[Start of Material for this exercise]

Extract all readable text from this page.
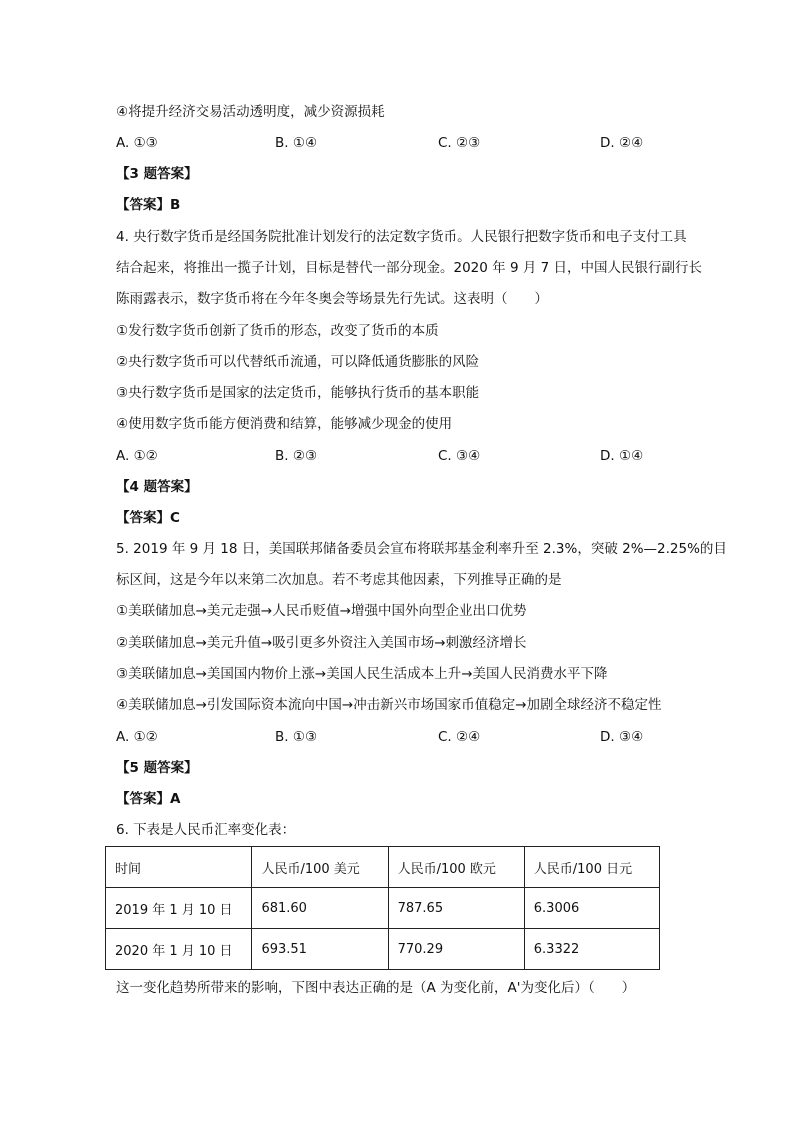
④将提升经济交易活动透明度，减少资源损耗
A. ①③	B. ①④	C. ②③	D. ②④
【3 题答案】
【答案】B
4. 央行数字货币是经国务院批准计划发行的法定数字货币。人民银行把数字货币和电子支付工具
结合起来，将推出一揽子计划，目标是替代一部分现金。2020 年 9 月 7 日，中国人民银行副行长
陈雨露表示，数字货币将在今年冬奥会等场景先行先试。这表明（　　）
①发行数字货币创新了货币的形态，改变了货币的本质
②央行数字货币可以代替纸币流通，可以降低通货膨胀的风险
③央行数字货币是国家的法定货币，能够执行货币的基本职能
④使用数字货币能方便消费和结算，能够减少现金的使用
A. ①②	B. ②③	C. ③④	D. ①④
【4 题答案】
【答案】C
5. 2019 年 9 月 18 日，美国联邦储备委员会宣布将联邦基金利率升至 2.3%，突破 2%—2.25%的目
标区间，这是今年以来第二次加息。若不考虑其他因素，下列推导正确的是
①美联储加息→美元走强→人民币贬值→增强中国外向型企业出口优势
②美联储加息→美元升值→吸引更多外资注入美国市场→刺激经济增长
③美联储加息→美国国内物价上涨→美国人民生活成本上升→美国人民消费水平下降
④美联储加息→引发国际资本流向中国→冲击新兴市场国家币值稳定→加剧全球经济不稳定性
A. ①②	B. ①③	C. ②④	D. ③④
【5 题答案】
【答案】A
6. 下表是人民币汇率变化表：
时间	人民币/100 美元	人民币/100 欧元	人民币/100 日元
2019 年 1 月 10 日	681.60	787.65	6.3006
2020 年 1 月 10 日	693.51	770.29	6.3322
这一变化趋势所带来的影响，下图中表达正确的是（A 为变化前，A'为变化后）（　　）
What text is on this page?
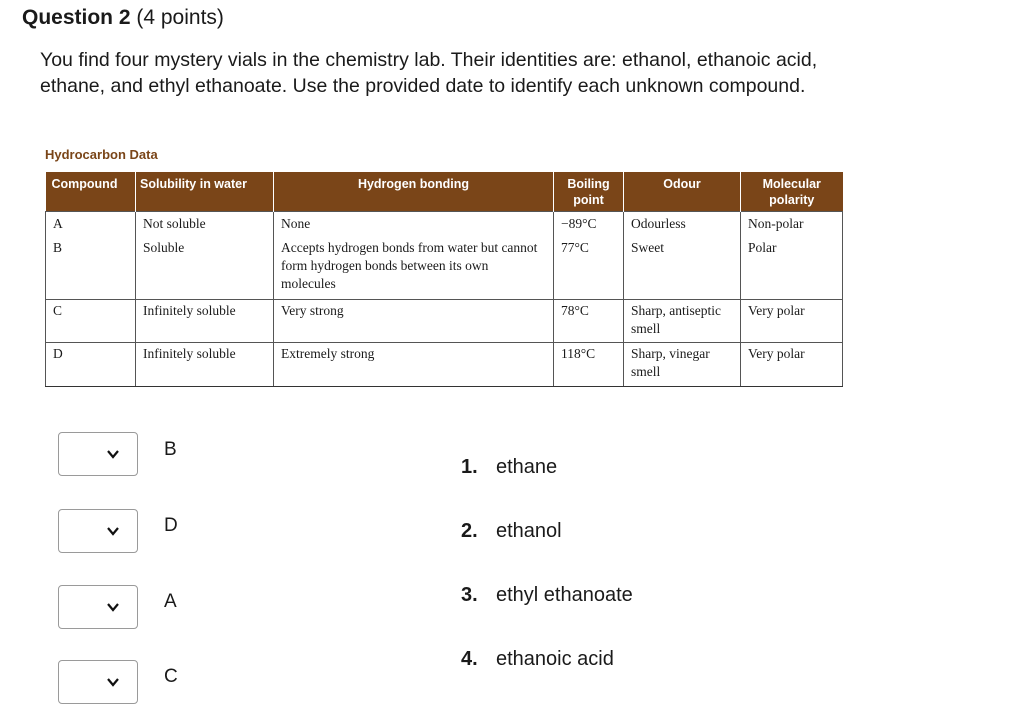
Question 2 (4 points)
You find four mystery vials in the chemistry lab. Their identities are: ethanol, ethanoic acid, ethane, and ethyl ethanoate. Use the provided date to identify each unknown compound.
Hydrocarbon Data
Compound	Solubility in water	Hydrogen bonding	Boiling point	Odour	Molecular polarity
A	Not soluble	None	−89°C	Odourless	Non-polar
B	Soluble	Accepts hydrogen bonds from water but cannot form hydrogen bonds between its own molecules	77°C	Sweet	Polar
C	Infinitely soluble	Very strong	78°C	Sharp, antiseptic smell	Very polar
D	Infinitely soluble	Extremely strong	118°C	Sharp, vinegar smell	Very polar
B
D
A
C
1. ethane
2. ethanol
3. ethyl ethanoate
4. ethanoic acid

[End of Material for this exercise]

= Task directions =
Leave out all pictures and retype precisely the lines that run from the line containing "What text is on this page?" to the last line of the records.

= Written answer =
What text is on this page?
Question 2 (4 points)
You find four mystery vials in the chemistry lab. Their identities are: ethanol, ethanoic acid, ethane, and ethyl ethanoate. Use the provided date to identify each unknown compound.
Hydrocarbon Data
Compound	Solubility in water	Hydrogen bonding	Boiling point	Odour	Molecular polarity
A	Not soluble	None	−89°C	Odourless	Non-polar
B	Soluble	Accepts hydrogen bonds from water but cannot form hydrogen bonds between its own molecules	77°C	Sweet	Polar
C	Infinitely soluble	Very strong	78°C	Sharp, antiseptic smell	Very polar
D	Infinitely soluble	Extremely strong	118°C	Sharp, vinegar smell	Very polar
B
D
A
C
1. ethane
2. ethanol
3. ethyl ethanoate
4. ethanoic acid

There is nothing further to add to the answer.